> _Latihan Singkat A_:
Salin ulang baris-baris data di bawah tanpa perubahan apa pun, mulai dari baris yang memuat "tree-item[interactable]: TIPOLIMPPECA (13, 278, 273, 294)" sampai dengan baris yang memuat "indices-grid[interactable]: Nome Único".

_ _ _ _ _

Malam itu kudapatkan kembali cara untuk bersyukur lebih dalam kepada-Nya. Aku
pernah mendapatkan jatuh bangun saat sedang berproses mencari jati diriku
sebagai seorang Muslimah. *Muehehe kadang aku sering ketawa juga, anak
perempuan yang dulunya berulah kayak gini masak mau disebut seorang muslimah? :3
Tapi….inilah yang
justru sering kali menyisakan luka perih dan itu membutuhkan kekuatan luar
biasa untuk bangkit kembali. Namun sekarang aku sangat bersyukur pada apa yang
Allah kehendaki kepadaku, bahwa segalanya memang butuh proses, disanalah kita
belajar akan indahnya kesabaran, keteguhan iman, kekuatan jiwa, kecintaan luar
biasa kepada Rabb kita, Allah.
Banyak yang
mengira bahwa aku memang sudah dari ‘lahir’ menjadi seorang muslimah dengan
jilbab lebarnya. Namun layaknya frekuensi detak jantung yang fluktuatif, dulu
aku pun mempunyai masa-masa terendah dalam iman. Saat SMP aku mengikuti
kegiatan modern dance yang
mengharuskan mengenakan baju yang serba mini, karena alasan latihan, capek dan
sebagainya, shalat pun hanya maghrib yang paling rajin, atau disaat moodku
sedang sangat dan paling bagus-bagusnya, maka baru bisa full 5 waktu. Pernah di
salah satu semester, rankingku menurun drastis dari 1 ke 6. Nilaiku
memang tak menurun bahkan mengalami sedikit peningkatan, tetapi yang kemudian
kusadari adalah aku tak mampu mengejar ketertinggalanku dan bersaing dengan
teman-temanku yang lain. Memang orang tua tak pernah mempermasalahkan, yang
mereka harap hanyalah kebahagiaan jalan hidup yang dipilih anak-anaknya.
Namun disinilah
aku mengenal sahabat-sahabatku semasa SMP. Sahabat yang kuanggap saudara, namun
harus berjarak pada akhirnya karena salah orientasi dalam berkawan, dan dari
sinilah awalnya kami membentuk sebuah gank, kuakui memang gank kami termasuk
yang bersaing dengan ‘gank-gank’ lainnya untuk mereguk kepopuleran di sekolah,
walaupun memang aku yang paling pendiam dan ‘tak nampak’ di gank itu. Tapi
pengaruhnya dapat kurasakan dengan jelas. Aku bersyukur jika dulunya aku
merupakan anak yang pendiam, penurut, dan tak banyak tingkah, bahkan bisa
dibilang super lugu (menurut teman-temanku). Jika diibaratkan dalam sebuah
cerita sekelompok girl band, aku adalah tipe anak pendiam yang selalu berkuncir
dua dengan wajah lugunya, wkwk :D Jika saja dulu aku sedikit merubah gaya dan
penampilanku, berusaha tampak hebat dihadapan orang lain, maka mungkin tak ada
cerita aku yang sekarang. Mungkin saja not
only ada pacarnya but also
sering gonta-ganti atau sibuk pada fashion dan mode remaja masa kini.

_ _ _ _ _

> _Latihan Singkat B_:
Tolong tulis kembali bagian artikel di atas mulai dari "Banyak yang" sampai dengan "yang dipilih anak-anaknya.", dengan mengganti "modern dance" menjadi "tari tradisional".

_ _ _ _ _

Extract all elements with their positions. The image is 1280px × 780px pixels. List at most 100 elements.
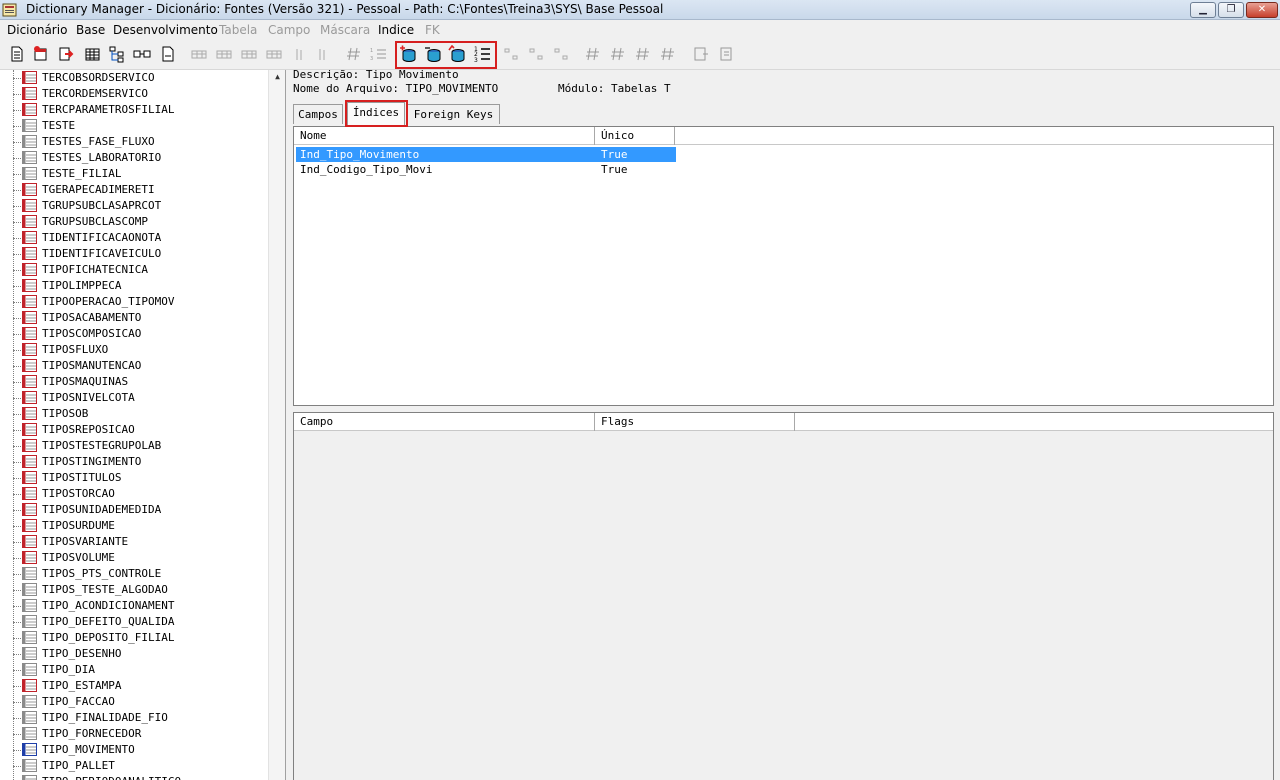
tree-item[interactable]: TIPOLIMPPECA (13, 278, 273, 294)
fk-disabled-icon[interactable] (528, 45, 546, 63)
table-grid-icon[interactable] (84, 45, 102, 63)
fk-disabled-icon[interactable] (503, 45, 521, 63)
menu-mascara[interactable]: Máscara (320, 23, 370, 37)
tree-item[interactable]: TIPOSCOMPOSICAO (13, 326, 273, 342)
export-disabled-icon[interactable] (718, 45, 736, 63)
scroll-up-button[interactable]: ▲ (269, 70, 285, 84)
tree-item[interactable]: TIPO_DEFEITO_QUALIDA (13, 614, 273, 630)
tree-item[interactable]: TIPOSVARIANTE (13, 534, 273, 550)
tree-item[interactable]: TGRUPSUBCLASCOMP (13, 214, 273, 230)
tree-item[interactable]: TIPO_FORNECEDOR (13, 726, 273, 742)
tree-item[interactable]: TIPOSURDUME (13, 518, 273, 534)
tree-item[interactable]: TIPO_DEPOSITO_FILIAL (13, 630, 273, 646)
new-document-icon[interactable] (8, 45, 26, 63)
menu-campo[interactable]: Campo (268, 23, 310, 37)
column-header-campo[interactable]: Campo (294, 413, 595, 431)
tree-item[interactable]: TIPO_DIA (13, 662, 273, 678)
table-icon (22, 503, 37, 516)
link-icon[interactable] (133, 45, 151, 63)
hash-disabled-icon[interactable] (584, 45, 602, 63)
tree-item[interactable]: TIPOSMANUTENCAO (13, 358, 273, 374)
tree-item[interactable]: TIPOS_PTS_CONTROLE (13, 566, 273, 582)
tree-item-label: TIPO_FINALIDADE_FIO (42, 711, 168, 724)
tree-item[interactable]: TIPO_ACONDICIONAMENT (13, 598, 273, 614)
tree-item[interactable]: TIPOFICHATECNICA (13, 262, 273, 278)
hash-disabled-icon[interactable] (659, 45, 677, 63)
tree-item[interactable]: TIPO_PALLET (13, 758, 273, 774)
tree-item[interactable]: TIPOSMAQUINAS (13, 374, 273, 390)
indices-grid[interactable]: Nome Único Ind_Tipo_Movimento True Ind_C… (293, 126, 1274, 406)
numbered-list-disabled-icon[interactable]: 13 (369, 45, 387, 63)
menu-desenvolvimento[interactable]: Desenvolvimento (113, 23, 218, 37)
tree-item[interactable]: TIDENTIFICACAONOTA (13, 230, 273, 246)
grid-disabled-icon[interactable] (240, 45, 258, 63)
column-header-flags[interactable]: Flags (595, 413, 795, 431)
tree-item[interactable]: TIPOOPERACAO_TIPOMOV (13, 294, 273, 310)
tree-structure-icon[interactable] (108, 45, 126, 63)
fk-disabled-icon[interactable] (553, 45, 571, 63)
tree-item[interactable]: TIPOSTORCAO (13, 486, 273, 502)
tree-item[interactable]: TIPOS_TESTE_ALGODAO (13, 582, 273, 598)
tree-item[interactable]: TESTES_FASE_FLUXO (13, 134, 273, 150)
close-button[interactable]: ✕ (1246, 2, 1278, 18)
tree-item[interactable]: TIPO_MOVIMENTO (13, 742, 273, 758)
grid-disabled-icon[interactable] (265, 45, 283, 63)
tree-item[interactable]: TIPOSOB (13, 406, 273, 422)
import-arrow-icon[interactable] (57, 45, 75, 63)
tree-item[interactable]: TERCOBSORDSERVICO (13, 70, 273, 86)
table-row[interactable]: Ind_Tipo_Movimento True (296, 147, 676, 162)
minimize-button[interactable]: ▁ (1190, 2, 1216, 18)
tree-item-label: TIPOSTINGIMENTO (42, 455, 142, 468)
tree-item[interactable]: TIPOSACABAMENTO (13, 310, 273, 326)
vertical-splitter[interactable] (286, 70, 292, 780)
table-row[interactable]: Ind_Codigo_Tipo_Movi True (296, 162, 676, 177)
maximize-button[interactable]: ❐ (1218, 2, 1244, 18)
hash-disabled-icon[interactable] (345, 45, 363, 63)
export-disabled-icon[interactable] (692, 45, 710, 63)
hash-disabled-icon[interactable] (634, 45, 652, 63)
tree-item[interactable]: TIPO_PERIODOANALITICO (13, 774, 273, 780)
grid-disabled-icon[interactable] (190, 45, 208, 63)
tree-item[interactable]: TIPOSTITULOS (13, 470, 273, 486)
tree-item[interactable]: TIPOSFLUXO (13, 342, 273, 358)
menu-tabela[interactable]: Tabela (219, 23, 257, 37)
tree-item[interactable]: TIPOSVOLUME (13, 550, 273, 566)
menu-base[interactable]: Base (76, 23, 105, 37)
tree-item[interactable]: TIPOSTINGIMENTO (13, 454, 273, 470)
hash-disabled-icon[interactable] (609, 45, 627, 63)
tree-item[interactable]: TESTE_FILIAL (13, 166, 273, 182)
tree-scrollbar[interactable]: ▲ (268, 70, 285, 780)
new-table-icon[interactable] (32, 45, 50, 63)
tree-item[interactable]: TESTE (13, 118, 273, 134)
tree-item-label: TIPO_DEPOSITO_FILIAL (42, 631, 175, 644)
tree-item[interactable]: TERCORDEMSERVICO (13, 86, 273, 102)
tree-item[interactable]: TESTES_LABORATORIO (13, 150, 273, 166)
tree-item[interactable]: TIPOSUNIDADEMEDIDA (13, 502, 273, 518)
tree-item[interactable]: TIPOSTESTEGRUPOLAB (13, 438, 273, 454)
tree-item[interactable]: TIPOSREPOSICAO (13, 422, 273, 438)
tree-item[interactable]: TGRUPSUBCLASAPRCOT (13, 198, 273, 214)
index-fields-grid[interactable]: Campo Flags (293, 412, 1274, 780)
tree-item[interactable]: TERCPARAMETROSFILIAL (13, 102, 273, 118)
tree-item[interactable]: TGERAPECADIMERETI (13, 182, 273, 198)
report-icon[interactable] (159, 45, 177, 63)
grid-disabled-icon[interactable] (215, 45, 233, 63)
tree-item[interactable]: TIPO_ESTAMPA (13, 678, 273, 694)
tree-item[interactable]: TIPO_DESENHO (13, 646, 273, 662)
tree-item[interactable]: TIDENTIFICAVEICULO (13, 246, 273, 262)
tab-campos[interactable]: Campos (293, 104, 343, 124)
close-icon: ✕ (1257, 4, 1267, 15)
tree-item[interactable]: TIPO_FINALIDADE_FIO (13, 710, 273, 726)
menu-fk[interactable]: FK (425, 23, 440, 37)
column-disabled-icon[interactable] (313, 45, 331, 63)
column-header-nome[interactable]: Nome (294, 127, 595, 145)
column-disabled-icon[interactable] (290, 45, 308, 63)
table-tree[interactable]: TERCOBSORDSERVICO TERCORDEMSERVICO TERCPAR… (0, 70, 286, 780)
menu-dicionario[interactable]: Dicionário (7, 23, 67, 37)
menu-indice[interactable]: Indice (378, 23, 414, 37)
tab-indices[interactable]: Índices (347, 102, 405, 125)
tab-foreign-keys[interactable]: Foreign Keys (407, 104, 500, 124)
tree-item[interactable]: TIPO_FACCAO (13, 694, 273, 710)
tree-item[interactable]: TIPOSNIVELCOTA (13, 390, 273, 406)
column-header-unico[interactable]: Único (595, 127, 675, 145)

_ _ _ _ _

> _Jawaban Latihan A_:
tree-item[interactable]: TIPOLIMPPECA (13, 278, 273, 294)
fk-disabled-icon[interactable] (528, 45, 546, 63)
table-grid-icon[interactable] (84, 45, 102, 63)
fk-disabled-icon[interactable] (503, 45, 521, 63)
menu-mascara[interactable]: Máscara (320, 23, 370, 37)
tree-item[interactable]: TIPOSCOMPOSICAO (13, 326, 273, 342)
export-disabled-icon[interactable] (718, 45, 736, 63)
scroll-up-button[interactable]: ▲ (269, 70, 285, 84)
tree-item[interactable]: TIPO_DEFEITO_QUALIDA (13, 614, 273, 630)
tree-item[interactable]: TIPOSVARIANTE (13, 534, 273, 550)
tree-item[interactable]: TGRUPSUBCLASCOMP (13, 214, 273, 230)
tree-item[interactable]: TIPO_FORNECEDOR (13, 726, 273, 742)
tree-item[interactable]: TIPOSURDUME (13, 518, 273, 534)
tree-item[interactable]: TIPO_DEPOSITO_FILIAL (13, 630, 273, 646)
new-document-icon[interactable] (8, 45, 26, 63)
menu-campo[interactable]: Campo (268, 23, 310, 37)
column-header-campo[interactable]: Campo (294, 413, 595, 431)
tree-item[interactable]: TIPO_DIA (13, 662, 273, 678)
table-icon (22, 503, 37, 516)
link-icon[interactable] (133, 45, 151, 63)
hash-disabled-icon[interactable] (584, 45, 602, 63)
tree-item[interactable]: TIPOSMANUTENCAO (13, 358, 273, 374)
tree-item[interactable]: TIPOS_PTS_CONTROLE (13, 566, 273, 582)
tree-item-label: TIPO_FINALIDADE_FIO (42, 711, 168, 724)
tree-item[interactable]: TIPO_ACONDICIONAMENT (13, 598, 273, 614)
tree-item[interactable]: TIPOFICHATECNICA (13, 262, 273, 278)
hash-disabled-icon[interactable] (659, 45, 677, 63)
tree-item[interactable]: TIPO_PALLET (13, 758, 273, 774)
tree-item[interactable]: TIPOSMAQUINAS (13, 374, 273, 390)
indices-grid[interactable]: Nome Único Ind_Tipo_Movimento True Ind_C… (293, 126, 1274, 406)

> _Jawaban Latihan B_:
Banyak yang
mengira bahwa aku memang sudah dari ‘lahir’ menjadi seorang muslimah dengan
jilbab lebarnya. Namun layaknya frekuensi detak jantung yang fluktuatif, dulu
aku pun mempunyai masa-masa terendah dalam iman. Saat SMP aku mengikuti
kegiatan tari tradisional yang
mengharuskan mengenakan baju yang serba mini, karena alasan latihan, capek dan
sebagainya, shalat pun hanya maghrib yang paling rajin, atau disaat moodku
sedang sangat dan paling bagus-bagusnya, maka baru bisa full 5 waktu. Pernah di
salah satu semester, rankingku menurun drastis dari 1 ke 6. Nilaiku
memang tak menurun bahkan mengalami sedikit peningkatan, tetapi yang kemudian
kusadari adalah aku tak mampu mengejar ketertinggalanku dan bersaing dengan
teman-temanku yang lain. Memang orang tua tak pernah mempermasalahkan, yang
mereka harap hanyalah kebahagiaan jalan hidup yang dipilih anak-anaknya.